Exercise. Present the data once more in exactly its original form.
::: Information given
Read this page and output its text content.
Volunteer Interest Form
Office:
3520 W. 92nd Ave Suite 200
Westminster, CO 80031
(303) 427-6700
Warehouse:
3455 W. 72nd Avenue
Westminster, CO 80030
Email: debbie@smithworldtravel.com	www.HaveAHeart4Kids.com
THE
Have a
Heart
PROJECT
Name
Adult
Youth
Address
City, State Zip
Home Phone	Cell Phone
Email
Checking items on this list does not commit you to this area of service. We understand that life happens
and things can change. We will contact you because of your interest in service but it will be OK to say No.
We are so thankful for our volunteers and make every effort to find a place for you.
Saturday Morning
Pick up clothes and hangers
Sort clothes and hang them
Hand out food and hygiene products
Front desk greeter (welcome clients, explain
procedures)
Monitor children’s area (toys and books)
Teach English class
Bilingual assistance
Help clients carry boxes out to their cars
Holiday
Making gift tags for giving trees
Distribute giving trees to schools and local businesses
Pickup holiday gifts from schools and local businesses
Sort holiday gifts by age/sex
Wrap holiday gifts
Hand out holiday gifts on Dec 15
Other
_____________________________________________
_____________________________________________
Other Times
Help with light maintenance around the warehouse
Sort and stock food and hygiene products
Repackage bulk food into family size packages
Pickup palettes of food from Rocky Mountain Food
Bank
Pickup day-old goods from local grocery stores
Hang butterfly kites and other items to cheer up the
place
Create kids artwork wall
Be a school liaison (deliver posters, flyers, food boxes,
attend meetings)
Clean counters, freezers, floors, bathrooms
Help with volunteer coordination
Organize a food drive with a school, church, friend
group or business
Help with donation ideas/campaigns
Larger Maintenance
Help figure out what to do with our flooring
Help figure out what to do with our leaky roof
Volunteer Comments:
::::::
Task output.
Read this page and output its text content.
Volunteer Interest Form
Office:
3520 W. 92nd Ave Suite 200
Westminster, CO 80031
(303) 427-6700
Warehouse:
3455 W. 72nd Avenue
Westminster, CO 80030
Email: debbie@smithworldtravel.com	www.HaveAHeart4Kids.com
THE
Have a
Heart
PROJECT
Name
Adult
Youth
Address
City, State Zip
Home Phone	Cell Phone
Email
Checking items on this list does not commit you to this area of service. We understand that life happens
and things can change. We will contact you because of your interest in service but it will be OK to say No.
We are so thankful for our volunteers and make every effort to find a place for you.
Saturday Morning
Pick up clothes and hangers
Sort clothes and hang them
Hand out food and hygiene products
Front desk greeter (welcome clients, explain
procedures)
Monitor children’s area (toys and books)
Teach English class
Bilingual assistance
Help clients carry boxes out to their cars
Holiday
Making gift tags for giving trees
Distribute giving trees to schools and local businesses
Pickup holiday gifts from schools and local businesses
Sort holiday gifts by age/sex
Wrap holiday gifts
Hand out holiday gifts on Dec 15
Other
_____________________________________________
_____________________________________________
Other Times
Help with light maintenance around the warehouse
Sort and stock food and hygiene products
Repackage bulk food into family size packages
Pickup palettes of food from Rocky Mountain Food
Bank
Pickup day-old goods from local grocery stores
Hang butterfly kites and other items to cheer up the
place
Create kids artwork wall
Be a school liaison (deliver posters, flyers, food boxes,
attend meetings)
Clean counters, freezers, floors, bathrooms
Help with volunteer coordination
Organize a food drive with a school, church, friend
group or business
Help with donation ideas/campaigns
Larger Maintenance
Help figure out what to do with our flooring
Help figure out what to do with our leaky roof
Volunteer Comments:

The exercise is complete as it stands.